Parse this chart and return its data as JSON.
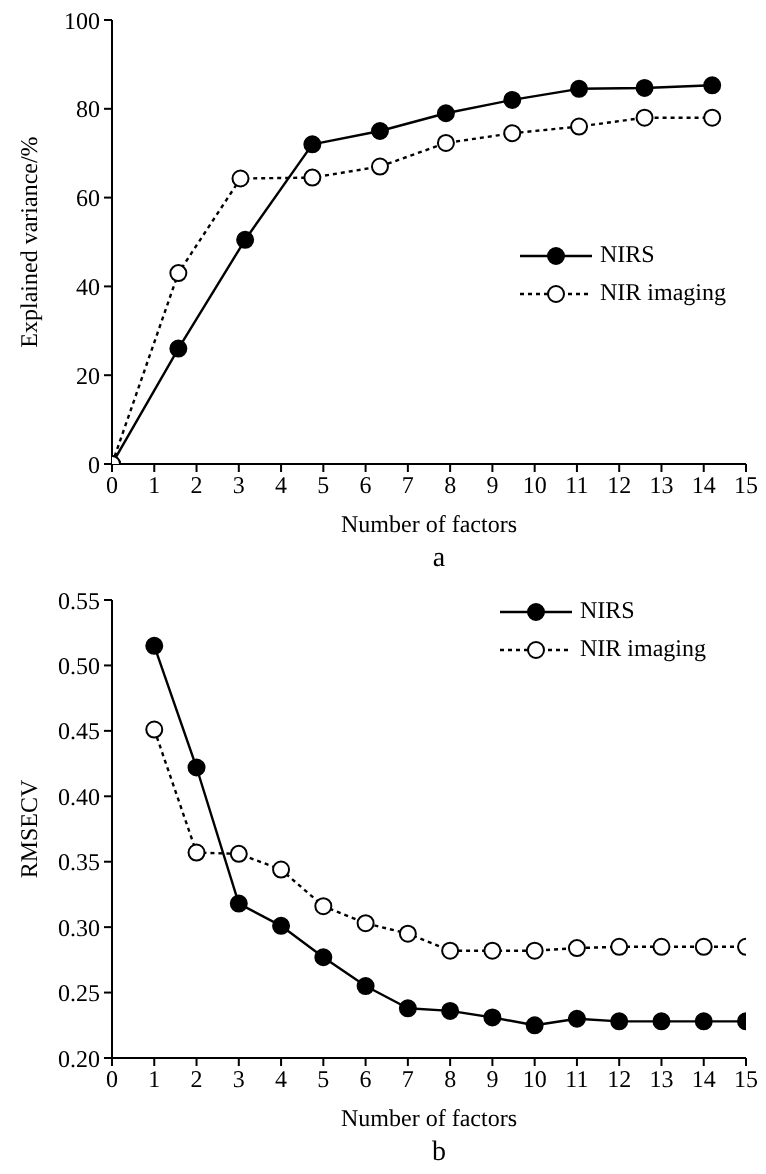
{
  "chart_data": [
    {
      "type": "line",
      "xlabel": "Number of factors",
      "ylabel": "Explained variance/%",
      "annotations": [
        "a"
      ],
      "xlim": [
        0,
        15
      ],
      "xticks": [
        0,
        1,
        2,
        3,
        4,
        5,
        6,
        7,
        8,
        9,
        10,
        11,
        12,
        13,
        14,
        15
      ],
      "ylim": [
        0,
        100
      ],
      "yticks": [
        0,
        20,
        40,
        60,
        80,
        100
      ],
      "grid": false,
      "legend": "right",
      "marker": "circle",
      "series": [
        {
          "name": "NIRS",
          "color": "#000000",
          "line_style": "solid",
          "x": [
            0,
            1.57,
            3.15,
            4.74,
            6.34,
            7.9,
            9.47,
            11.05,
            12.6,
            14.2
          ],
          "values": [
            0,
            26,
            50.5,
            72,
            75,
            79,
            82,
            84.5,
            84.7,
            85.3
          ]
        },
        {
          "name": "NIR imaging",
          "color": "#000000",
          "line_style": "dotted",
          "x": [
            0,
            1.57,
            3.04,
            4.74,
            6.34,
            7.9,
            9.47,
            11.05,
            12.6,
            14.2
          ],
          "values": [
            0,
            43,
            64.3,
            64.5,
            67,
            72.3,
            74.5,
            76,
            78,
            78
          ]
        }
      ]
    },
    {
      "type": "line",
      "xlabel": "Number of factors",
      "ylabel": "RMSECV",
      "annotations": [
        "b"
      ],
      "xlim": [
        0,
        15
      ],
      "xticks": [
        0,
        1,
        2,
        3,
        4,
        5,
        6,
        7,
        8,
        9,
        10,
        11,
        12,
        13,
        14,
        15
      ],
      "ylim": [
        0.2,
        0.55
      ],
      "yticks": [
        {
          "value": 0.2,
          "label": "0.20"
        },
        {
          "value": 0.25,
          "label": "0.25"
        },
        {
          "value": 0.3,
          "label": "0.30"
        },
        {
          "value": 0.35,
          "label": "0.35"
        },
        {
          "value": 0.4,
          "label": "0.40"
        },
        {
          "value": 0.45,
          "label": "0.45"
        },
        {
          "value": 0.5,
          "label": "0.50"
        },
        {
          "value": 0.55,
          "label": "0.55"
        }
      ],
      "grid": false,
      "legend": "top right",
      "marker": "circle",
      "series": [
        {
          "name": "NIRS",
          "color": "#000000",
          "line_style": "solid",
          "x": [
            1,
            2,
            3,
            4,
            5,
            6,
            7,
            8,
            9,
            10,
            11,
            12,
            13,
            14,
            15
          ],
          "values": [
            0.515,
            0.422,
            0.318,
            0.301,
            0.277,
            0.255,
            0.238,
            0.236,
            0.231,
            0.225,
            0.23,
            0.228,
            0.228,
            0.228,
            0.228
          ]
        },
        {
          "name": "NIR imaging",
          "color": "#000000",
          "line_style": "dotted",
          "x": [
            1,
            2,
            3,
            4,
            5,
            6,
            7,
            8,
            9,
            10,
            11,
            12,
            13,
            14,
            15
          ],
          "values": [
            0.451,
            0.357,
            0.356,
            0.344,
            0.316,
            0.303,
            0.295,
            0.282,
            0.282,
            0.282,
            0.284,
            0.285,
            0.285,
            0.285,
            0.285
          ]
        }
      ]
    }
  ]
}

········

Repeat each entry exactly as it appears; skip any picture.

* Solved problem:
Parse this chart and return its data as JSON.
{
  "chart_data": [
    {
      "type": "line",
      "xlabel": "Number of factors",
      "ylabel": "Explained variance/%",
      "annotations": [
        "a"
      ],
      "xlim": [
        0,
        15
      ],
      "xticks": [
        0,
        1,
        2,
        3,
        4,
        5,
        6,
        7,
        8,
        9,
        10,
        11,
        12,
        13,
        14,
        15
      ],
      "ylim": [
        0,
        100
      ],
      "yticks": [
        0,
        20,
        40,
        60,
        80,
        100
      ],
      "grid": false,
      "legend": "right",
      "marker": "circle",
      "series": [
        {
          "name": "NIRS",
          "color": "#000000",
          "line_style": "solid",
          "x": [
            0,
            1.57,
            3.15,
            4.74,
            6.34,
            7.9,
            9.47,
            11.05,
            12.6,
            14.2
          ],
          "values": [
            0,
            26,
            50.5,
            72,
            75,
            79,
            82,
            84.5,
            84.7,
            85.3
          ]
        },
        {
          "name": "NIR imaging",
          "color": "#000000",
          "line_style": "dotted",
          "x": [
            0,
            1.57,
            3.04,
            4.74,
            6.34,
            7.9,
            9.47,
            11.05,
            12.6,
            14.2
          ],
          "values": [
            0,
            43,
            64.3,
            64.5,
            67,
            72.3,
            74.5,
            76,
            78,
            78
          ]
        }
      ]
    },
    {
      "type": "line",
      "xlabel": "Number of factors",
      "ylabel": "RMSECV",
      "annotations": [
        "b"
      ],
      "xlim": [
        0,
        15
      ],
      "xticks": [
        0,
        1,
        2,
        3,
        4,
        5,
        6,
        7,
        8,
        9,
        10,
        11,
        12,
        13,
        14,
        15
      ],
      "ylim": [
        0.2,
        0.55
      ],
      "yticks": [
        {
          "value": 0.2,
          "label": "0.20"
        },
        {
          "value": 0.25,
          "label": "0.25"
        },
        {
          "value": 0.3,
          "label": "0.30"
        },
        {
          "value": 0.35,
          "label": "0.35"
        },
        {
          "value": 0.4,
          "label": "0.40"
        },
        {
          "value": 0.45,
          "label": "0.45"
        },
        {
          "value": 0.5,
          "label": "0.50"
        },
        {
          "value": 0.55,
          "label": "0.55"
        }
      ],
      "grid": false,
      "legend": "top right",
      "marker": "circle",
      "series": [
        {
          "name": "NIRS",
          "color": "#000000",
          "line_style": "solid",
          "x": [
            1,
            2,
            3,
            4,
            5,
            6,
            7,
            8,
            9,
            10,
            11,
            12,
            13,
            14,
            15
          ],
          "values": [
            0.515,
            0.422,
            0.318,
            0.301,
            0.277,
            0.255,
            0.238,
            0.236,
            0.231,
            0.225,
            0.23,
            0.228,
            0.228,
            0.228,
            0.228
          ]
        },
        {
          "name": "NIR imaging",
          "color": "#000000",
          "line_style": "dotted",
          "x": [
            1,
            2,
            3,
            4,
            5,
            6,
            7,
            8,
            9,
            10,
            11,
            12,
            13,
            14,
            15
          ],
          "values": [
            0.451,
            0.357,
            0.356,
            0.344,
            0.316,
            0.303,
            0.295,
            0.282,
            0.282,
            0.282,
            0.284,
            0.285,
            0.285,
            0.285,
            0.285
          ]
        }
      ]
    }
  ]
}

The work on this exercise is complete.